**What is being asked**
For each line in the data below that holds "Urzędu", return a copy.

**Dataset rows**
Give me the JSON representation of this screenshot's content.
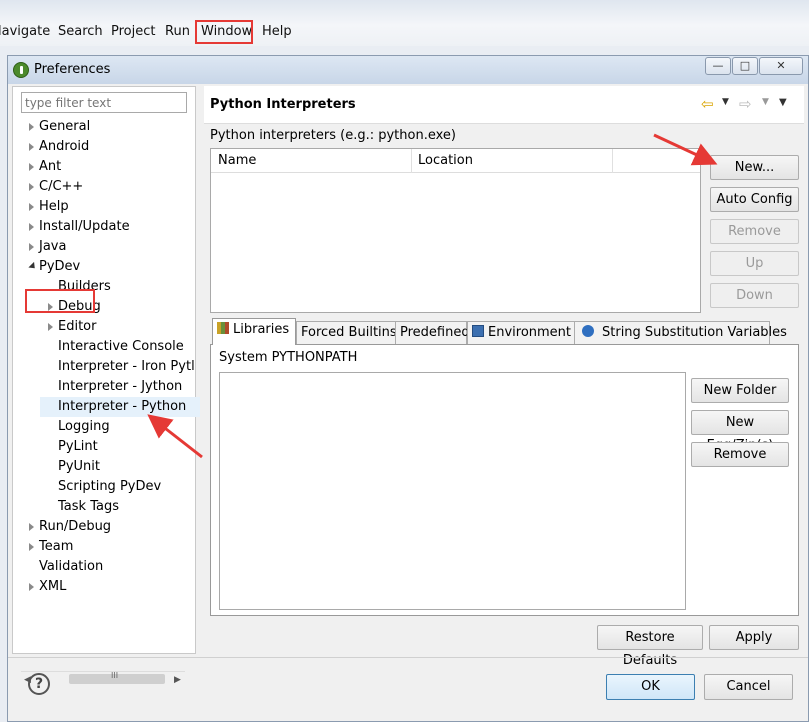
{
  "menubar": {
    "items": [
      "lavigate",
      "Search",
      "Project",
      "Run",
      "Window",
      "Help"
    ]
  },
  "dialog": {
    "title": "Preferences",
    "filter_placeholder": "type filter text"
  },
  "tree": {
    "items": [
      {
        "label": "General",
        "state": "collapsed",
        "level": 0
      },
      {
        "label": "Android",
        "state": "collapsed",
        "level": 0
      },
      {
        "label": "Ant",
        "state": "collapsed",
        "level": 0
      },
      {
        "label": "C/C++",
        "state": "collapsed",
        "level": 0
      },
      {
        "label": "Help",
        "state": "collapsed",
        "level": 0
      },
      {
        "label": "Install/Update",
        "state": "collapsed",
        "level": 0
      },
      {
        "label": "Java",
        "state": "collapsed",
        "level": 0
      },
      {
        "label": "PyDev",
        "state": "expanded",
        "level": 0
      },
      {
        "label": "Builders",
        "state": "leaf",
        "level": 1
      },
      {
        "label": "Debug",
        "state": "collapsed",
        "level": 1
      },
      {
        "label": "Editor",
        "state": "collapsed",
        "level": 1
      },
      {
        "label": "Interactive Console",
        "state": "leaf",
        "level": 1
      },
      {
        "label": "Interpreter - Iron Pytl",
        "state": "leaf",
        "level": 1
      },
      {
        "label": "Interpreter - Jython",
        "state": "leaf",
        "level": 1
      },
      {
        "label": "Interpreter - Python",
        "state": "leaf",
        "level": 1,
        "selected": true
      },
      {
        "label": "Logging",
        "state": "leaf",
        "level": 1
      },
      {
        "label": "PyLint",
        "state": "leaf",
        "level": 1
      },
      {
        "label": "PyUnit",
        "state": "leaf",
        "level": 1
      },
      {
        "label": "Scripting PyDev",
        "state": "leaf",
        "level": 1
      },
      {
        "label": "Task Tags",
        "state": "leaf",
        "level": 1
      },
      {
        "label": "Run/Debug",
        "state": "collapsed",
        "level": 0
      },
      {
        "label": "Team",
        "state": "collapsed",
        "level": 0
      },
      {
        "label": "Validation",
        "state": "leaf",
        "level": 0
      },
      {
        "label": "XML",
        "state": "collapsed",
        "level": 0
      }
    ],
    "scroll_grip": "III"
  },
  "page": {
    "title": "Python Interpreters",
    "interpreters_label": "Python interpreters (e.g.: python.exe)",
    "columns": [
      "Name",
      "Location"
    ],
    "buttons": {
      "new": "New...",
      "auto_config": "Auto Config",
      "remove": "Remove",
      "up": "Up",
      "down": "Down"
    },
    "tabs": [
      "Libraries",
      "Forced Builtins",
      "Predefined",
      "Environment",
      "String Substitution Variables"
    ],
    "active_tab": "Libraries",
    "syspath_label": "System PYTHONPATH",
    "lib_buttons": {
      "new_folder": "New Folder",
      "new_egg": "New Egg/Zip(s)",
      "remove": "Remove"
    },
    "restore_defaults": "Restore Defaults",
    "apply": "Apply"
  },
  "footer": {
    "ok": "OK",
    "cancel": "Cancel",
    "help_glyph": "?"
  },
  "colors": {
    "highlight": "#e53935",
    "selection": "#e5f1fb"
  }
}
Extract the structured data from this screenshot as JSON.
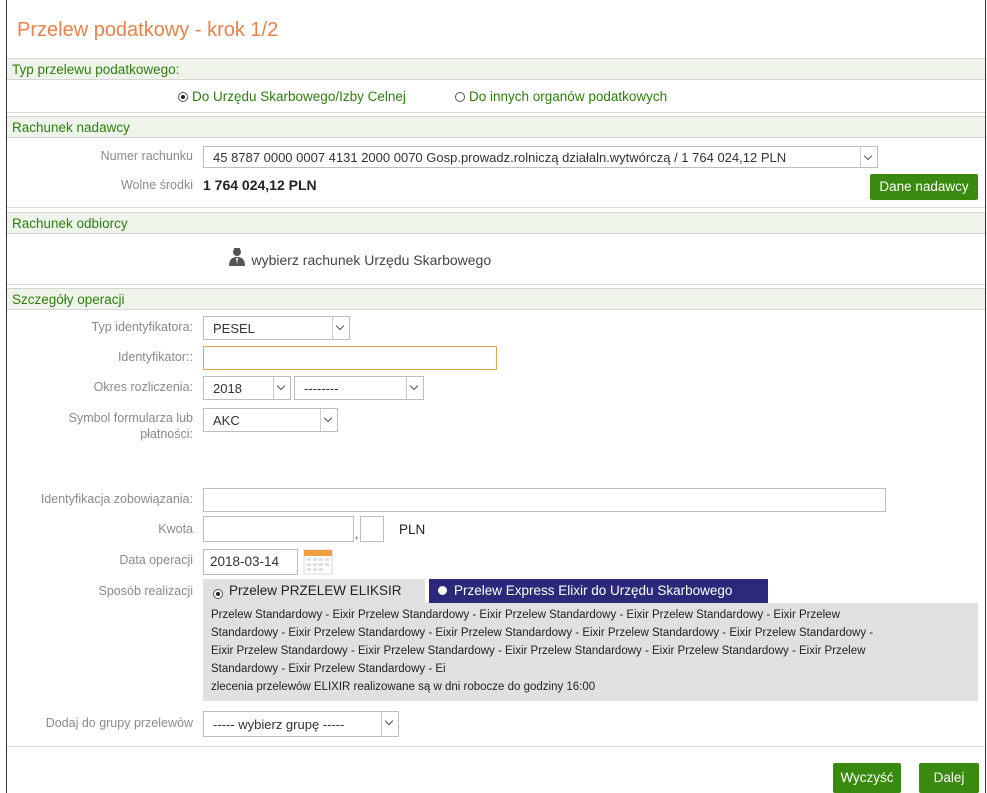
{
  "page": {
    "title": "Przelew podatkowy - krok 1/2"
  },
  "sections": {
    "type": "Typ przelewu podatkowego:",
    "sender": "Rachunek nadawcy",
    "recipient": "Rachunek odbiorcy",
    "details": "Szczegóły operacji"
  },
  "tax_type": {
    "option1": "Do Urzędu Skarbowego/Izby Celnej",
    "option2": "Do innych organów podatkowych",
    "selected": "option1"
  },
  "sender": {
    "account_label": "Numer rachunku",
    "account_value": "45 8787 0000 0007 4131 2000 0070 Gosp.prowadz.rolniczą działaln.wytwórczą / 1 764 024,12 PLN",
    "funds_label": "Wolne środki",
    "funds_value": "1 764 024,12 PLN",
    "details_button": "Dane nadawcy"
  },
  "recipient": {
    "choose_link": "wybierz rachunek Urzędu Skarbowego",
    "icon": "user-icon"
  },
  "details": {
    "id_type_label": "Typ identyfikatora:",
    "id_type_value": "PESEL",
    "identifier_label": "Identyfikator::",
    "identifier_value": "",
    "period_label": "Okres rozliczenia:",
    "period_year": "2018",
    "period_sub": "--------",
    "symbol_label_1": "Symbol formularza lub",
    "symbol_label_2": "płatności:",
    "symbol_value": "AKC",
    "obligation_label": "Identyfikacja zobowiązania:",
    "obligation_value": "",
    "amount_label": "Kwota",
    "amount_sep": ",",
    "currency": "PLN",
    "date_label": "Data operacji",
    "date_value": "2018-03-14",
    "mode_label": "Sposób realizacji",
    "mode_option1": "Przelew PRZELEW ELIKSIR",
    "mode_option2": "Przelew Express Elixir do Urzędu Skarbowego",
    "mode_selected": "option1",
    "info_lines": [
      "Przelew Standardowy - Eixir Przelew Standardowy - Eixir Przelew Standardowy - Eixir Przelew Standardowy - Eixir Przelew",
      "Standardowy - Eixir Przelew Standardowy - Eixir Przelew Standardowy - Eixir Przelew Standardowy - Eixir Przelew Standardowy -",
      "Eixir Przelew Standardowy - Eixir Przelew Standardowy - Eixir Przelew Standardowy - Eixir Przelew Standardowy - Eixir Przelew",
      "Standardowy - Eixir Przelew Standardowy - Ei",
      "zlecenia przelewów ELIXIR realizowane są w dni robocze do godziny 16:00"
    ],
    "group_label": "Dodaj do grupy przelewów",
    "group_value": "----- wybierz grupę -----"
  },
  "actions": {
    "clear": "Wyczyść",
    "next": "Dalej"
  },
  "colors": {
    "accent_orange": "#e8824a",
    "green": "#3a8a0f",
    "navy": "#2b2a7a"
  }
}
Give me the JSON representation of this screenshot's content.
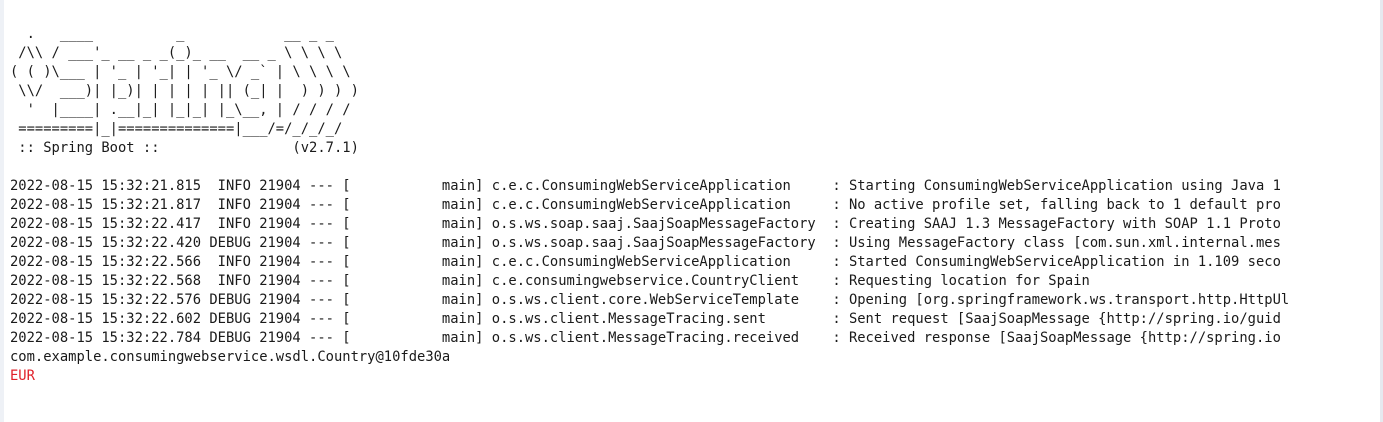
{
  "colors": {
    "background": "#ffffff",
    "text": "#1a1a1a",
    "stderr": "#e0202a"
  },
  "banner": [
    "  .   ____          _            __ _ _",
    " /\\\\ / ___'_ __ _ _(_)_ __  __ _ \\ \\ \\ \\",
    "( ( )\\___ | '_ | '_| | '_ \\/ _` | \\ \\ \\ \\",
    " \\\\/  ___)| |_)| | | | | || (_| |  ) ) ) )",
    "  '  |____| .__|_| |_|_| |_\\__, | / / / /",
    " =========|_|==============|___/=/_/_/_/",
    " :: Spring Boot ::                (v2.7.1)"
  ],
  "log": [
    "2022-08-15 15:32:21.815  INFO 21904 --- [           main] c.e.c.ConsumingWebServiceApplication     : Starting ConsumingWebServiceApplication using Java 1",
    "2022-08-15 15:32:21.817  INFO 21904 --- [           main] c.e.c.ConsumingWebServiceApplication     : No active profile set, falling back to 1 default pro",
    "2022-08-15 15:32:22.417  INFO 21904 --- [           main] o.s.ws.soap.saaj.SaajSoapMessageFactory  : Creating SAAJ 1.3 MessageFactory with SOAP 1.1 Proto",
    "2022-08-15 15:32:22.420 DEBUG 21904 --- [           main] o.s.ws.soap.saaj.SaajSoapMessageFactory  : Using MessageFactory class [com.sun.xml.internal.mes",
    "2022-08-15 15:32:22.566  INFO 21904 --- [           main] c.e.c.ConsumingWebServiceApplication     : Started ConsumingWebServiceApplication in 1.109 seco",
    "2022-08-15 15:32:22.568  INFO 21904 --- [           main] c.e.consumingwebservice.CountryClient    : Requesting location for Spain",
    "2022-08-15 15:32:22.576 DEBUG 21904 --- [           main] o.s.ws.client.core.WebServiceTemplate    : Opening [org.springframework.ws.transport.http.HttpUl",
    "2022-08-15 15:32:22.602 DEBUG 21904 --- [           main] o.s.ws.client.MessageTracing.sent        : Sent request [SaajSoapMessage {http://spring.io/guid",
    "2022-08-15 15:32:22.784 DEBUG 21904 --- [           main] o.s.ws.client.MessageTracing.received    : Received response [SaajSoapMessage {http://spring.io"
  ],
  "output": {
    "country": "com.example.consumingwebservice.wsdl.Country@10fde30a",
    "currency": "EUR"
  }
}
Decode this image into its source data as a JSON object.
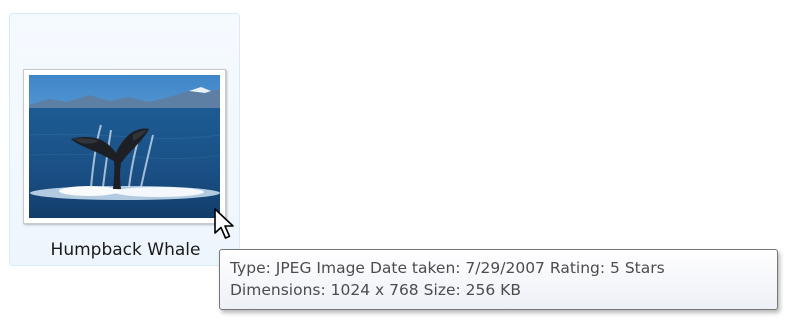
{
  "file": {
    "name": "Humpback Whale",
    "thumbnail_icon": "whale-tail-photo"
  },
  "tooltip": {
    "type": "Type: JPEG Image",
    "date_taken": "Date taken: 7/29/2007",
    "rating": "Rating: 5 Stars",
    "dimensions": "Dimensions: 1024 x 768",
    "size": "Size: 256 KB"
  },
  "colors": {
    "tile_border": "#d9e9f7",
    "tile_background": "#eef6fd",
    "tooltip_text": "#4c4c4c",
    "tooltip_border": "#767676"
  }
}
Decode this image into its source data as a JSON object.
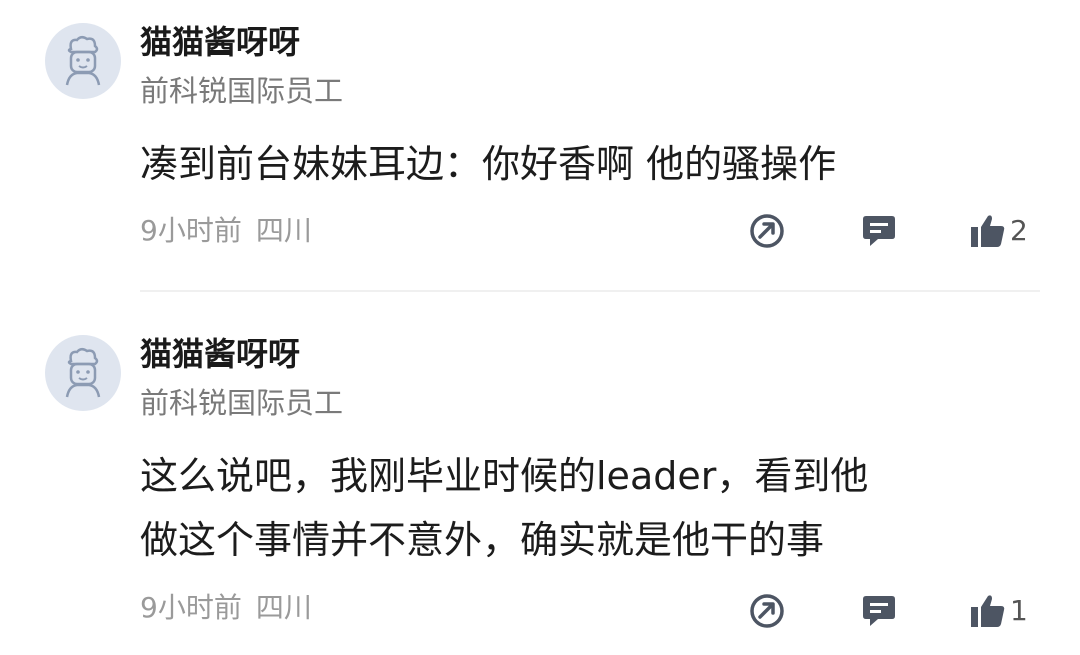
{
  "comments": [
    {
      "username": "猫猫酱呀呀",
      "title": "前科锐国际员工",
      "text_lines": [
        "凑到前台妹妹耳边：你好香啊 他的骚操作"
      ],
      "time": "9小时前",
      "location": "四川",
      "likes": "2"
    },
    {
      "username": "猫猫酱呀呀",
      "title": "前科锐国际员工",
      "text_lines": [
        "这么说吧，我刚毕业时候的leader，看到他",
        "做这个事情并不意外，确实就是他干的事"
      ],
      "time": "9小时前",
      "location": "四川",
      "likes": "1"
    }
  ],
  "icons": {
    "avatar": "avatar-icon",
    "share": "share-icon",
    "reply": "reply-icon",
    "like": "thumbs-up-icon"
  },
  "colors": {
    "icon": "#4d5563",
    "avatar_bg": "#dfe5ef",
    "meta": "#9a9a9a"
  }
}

**Answer to the task**
    "option1": "Do Urzędu Skarbowego/Izby Celnej",
    "choose_link": "wybierz rachunek Urzędu Skarbowego",
    "mode_option2": "Przelew Express Elixir do Urzędu Skarbowego",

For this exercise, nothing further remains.